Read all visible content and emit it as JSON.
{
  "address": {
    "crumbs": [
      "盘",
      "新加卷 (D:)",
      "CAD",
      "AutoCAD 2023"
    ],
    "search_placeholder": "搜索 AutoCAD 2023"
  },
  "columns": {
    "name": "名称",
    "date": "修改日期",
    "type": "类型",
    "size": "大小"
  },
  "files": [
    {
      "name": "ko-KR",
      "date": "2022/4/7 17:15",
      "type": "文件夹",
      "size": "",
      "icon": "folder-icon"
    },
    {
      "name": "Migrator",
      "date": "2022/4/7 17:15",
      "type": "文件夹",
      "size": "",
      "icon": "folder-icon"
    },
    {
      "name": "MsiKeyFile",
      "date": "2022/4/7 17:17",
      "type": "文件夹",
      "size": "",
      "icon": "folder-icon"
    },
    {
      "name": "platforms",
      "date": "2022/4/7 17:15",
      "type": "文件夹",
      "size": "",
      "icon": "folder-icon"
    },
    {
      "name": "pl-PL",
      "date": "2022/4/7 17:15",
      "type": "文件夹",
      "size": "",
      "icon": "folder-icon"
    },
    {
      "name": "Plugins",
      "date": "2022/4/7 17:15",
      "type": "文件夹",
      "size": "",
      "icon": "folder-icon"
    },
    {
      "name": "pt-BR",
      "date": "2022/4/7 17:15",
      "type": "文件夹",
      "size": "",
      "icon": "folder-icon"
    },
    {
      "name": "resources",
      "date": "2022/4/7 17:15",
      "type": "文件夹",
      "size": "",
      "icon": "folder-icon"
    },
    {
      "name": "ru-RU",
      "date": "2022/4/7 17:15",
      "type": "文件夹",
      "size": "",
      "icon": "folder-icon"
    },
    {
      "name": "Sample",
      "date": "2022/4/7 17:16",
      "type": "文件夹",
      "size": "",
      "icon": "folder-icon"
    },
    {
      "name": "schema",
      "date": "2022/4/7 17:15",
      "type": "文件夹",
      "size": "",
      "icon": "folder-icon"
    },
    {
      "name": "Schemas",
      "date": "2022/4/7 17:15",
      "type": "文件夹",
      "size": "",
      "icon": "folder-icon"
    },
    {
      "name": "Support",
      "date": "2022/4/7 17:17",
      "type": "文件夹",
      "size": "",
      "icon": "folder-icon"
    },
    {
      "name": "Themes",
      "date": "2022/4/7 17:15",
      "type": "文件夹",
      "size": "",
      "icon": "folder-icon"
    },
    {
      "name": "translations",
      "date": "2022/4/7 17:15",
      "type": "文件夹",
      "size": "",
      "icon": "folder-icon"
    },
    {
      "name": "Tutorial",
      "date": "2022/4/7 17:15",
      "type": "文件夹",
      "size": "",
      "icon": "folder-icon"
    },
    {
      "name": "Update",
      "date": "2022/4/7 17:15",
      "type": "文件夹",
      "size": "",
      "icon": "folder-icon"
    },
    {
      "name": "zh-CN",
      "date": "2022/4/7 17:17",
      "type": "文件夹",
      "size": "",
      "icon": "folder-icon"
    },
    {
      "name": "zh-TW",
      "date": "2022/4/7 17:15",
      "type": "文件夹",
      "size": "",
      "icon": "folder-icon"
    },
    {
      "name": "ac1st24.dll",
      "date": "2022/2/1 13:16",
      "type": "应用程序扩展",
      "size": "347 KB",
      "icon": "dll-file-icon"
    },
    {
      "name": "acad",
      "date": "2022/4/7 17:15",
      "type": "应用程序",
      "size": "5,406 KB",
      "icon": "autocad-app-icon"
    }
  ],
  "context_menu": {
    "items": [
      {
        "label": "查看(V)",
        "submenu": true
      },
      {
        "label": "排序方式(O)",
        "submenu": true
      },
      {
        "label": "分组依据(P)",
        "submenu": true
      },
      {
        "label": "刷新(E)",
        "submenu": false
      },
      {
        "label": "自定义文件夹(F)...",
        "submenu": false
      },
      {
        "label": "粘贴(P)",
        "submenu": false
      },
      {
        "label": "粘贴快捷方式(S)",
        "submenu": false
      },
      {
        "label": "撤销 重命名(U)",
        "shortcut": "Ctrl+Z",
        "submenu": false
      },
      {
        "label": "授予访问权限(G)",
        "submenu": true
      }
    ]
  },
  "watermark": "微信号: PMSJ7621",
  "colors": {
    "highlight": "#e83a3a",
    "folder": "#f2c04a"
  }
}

**TASK DETAILS**
Restate the whole of the material exactly.

**OUTPUT FOR THIS TASK**
Read all visible content and emit it as JSON.
{
  "address": {
    "crumbs": [
      "盘",
      "新加卷 (D:)",
      "CAD",
      "AutoCAD 2023"
    ],
    "search_placeholder": "搜索 AutoCAD 2023"
  },
  "columns": {
    "name": "名称",
    "date": "修改日期",
    "type": "类型",
    "size": "大小"
  },
  "files": [
    {
      "name": "ko-KR",
      "date": "2022/4/7 17:15",
      "type": "文件夹",
      "size": "",
      "icon": "folder-icon"
    },
    {
      "name": "Migrator",
      "date": "2022/4/7 17:15",
      "type": "文件夹",
      "size": "",
      "icon": "folder-icon"
    },
    {
      "name": "MsiKeyFile",
      "date": "2022/4/7 17:17",
      "type": "文件夹",
      "size": "",
      "icon": "folder-icon"
    },
    {
      "name": "platforms",
      "date": "2022/4/7 17:15",
      "type": "文件夹",
      "size": "",
      "icon": "folder-icon"
    },
    {
      "name": "pl-PL",
      "date": "2022/4/7 17:15",
      "type": "文件夹",
      "size": "",
      "icon": "folder-icon"
    },
    {
      "name": "Plugins",
      "date": "2022/4/7 17:15",
      "type": "文件夹",
      "size": "",
      "icon": "folder-icon"
    },
    {
      "name": "pt-BR",
      "date": "2022/4/7 17:15",
      "type": "文件夹",
      "size": "",
      "icon": "folder-icon"
    },
    {
      "name": "resources",
      "date": "2022/4/7 17:15",
      "type": "文件夹",
      "size": "",
      "icon": "folder-icon"
    },
    {
      "name": "ru-RU",
      "date": "2022/4/7 17:15",
      "type": "文件夹",
      "size": "",
      "icon": "folder-icon"
    },
    {
      "name": "Sample",
      "date": "2022/4/7 17:16",
      "type": "文件夹",
      "size": "",
      "icon": "folder-icon"
    },
    {
      "name": "schema",
      "date": "2022/4/7 17:15",
      "type": "文件夹",
      "size": "",
      "icon": "folder-icon"
    },
    {
      "name": "Schemas",
      "date": "2022/4/7 17:15",
      "type": "文件夹",
      "size": "",
      "icon": "folder-icon"
    },
    {
      "name": "Support",
      "date": "2022/4/7 17:17",
      "type": "文件夹",
      "size": "",
      "icon": "folder-icon"
    },
    {
      "name": "Themes",
      "date": "2022/4/7 17:15",
      "type": "文件夹",
      "size": "",
      "icon": "folder-icon"
    },
    {
      "name": "translations",
      "date": "2022/4/7 17:15",
      "type": "文件夹",
      "size": "",
      "icon": "folder-icon"
    },
    {
      "name": "Tutorial",
      "date": "2022/4/7 17:15",
      "type": "文件夹",
      "size": "",
      "icon": "folder-icon"
    },
    {
      "name": "Update",
      "date": "2022/4/7 17:15",
      "type": "文件夹",
      "size": "",
      "icon": "folder-icon"
    },
    {
      "name": "zh-CN",
      "date": "2022/4/7 17:17",
      "type": "文件夹",
      "size": "",
      "icon": "folder-icon"
    },
    {
      "name": "zh-TW",
      "date": "2022/4/7 17:15",
      "type": "文件夹",
      "size": "",
      "icon": "folder-icon"
    },
    {
      "name": "ac1st24.dll",
      "date": "2022/2/1 13:16",
      "type": "应用程序扩展",
      "size": "347 KB",
      "icon": "dll-file-icon"
    },
    {
      "name": "acad",
      "date": "2022/4/7 17:15",
      "type": "应用程序",
      "size": "5,406 KB",
      "icon": "autocad-app-icon"
    }
  ],
  "context_menu": {
    "items": [
      {
        "label": "查看(V)",
        "submenu": true
      },
      {
        "label": "排序方式(O)",
        "submenu": true
      },
      {
        "label": "分组依据(P)",
        "submenu": true
      },
      {
        "label": "刷新(E)",
        "submenu": false
      },
      {
        "label": "自定义文件夹(F)...",
        "submenu": false
      },
      {
        "label": "粘贴(P)",
        "submenu": false
      },
      {
        "label": "粘贴快捷方式(S)",
        "submenu": false
      },
      {
        "label": "撤销 重命名(U)",
        "shortcut": "Ctrl+Z",
        "submenu": false
      },
      {
        "label": "授予访问权限(G)",
        "submenu": true
      }
    ]
  },
  "watermark": "微信号: PMSJ7621",
  "colors": {
    "highlight": "#e83a3a",
    "folder": "#f2c04a"
  }
}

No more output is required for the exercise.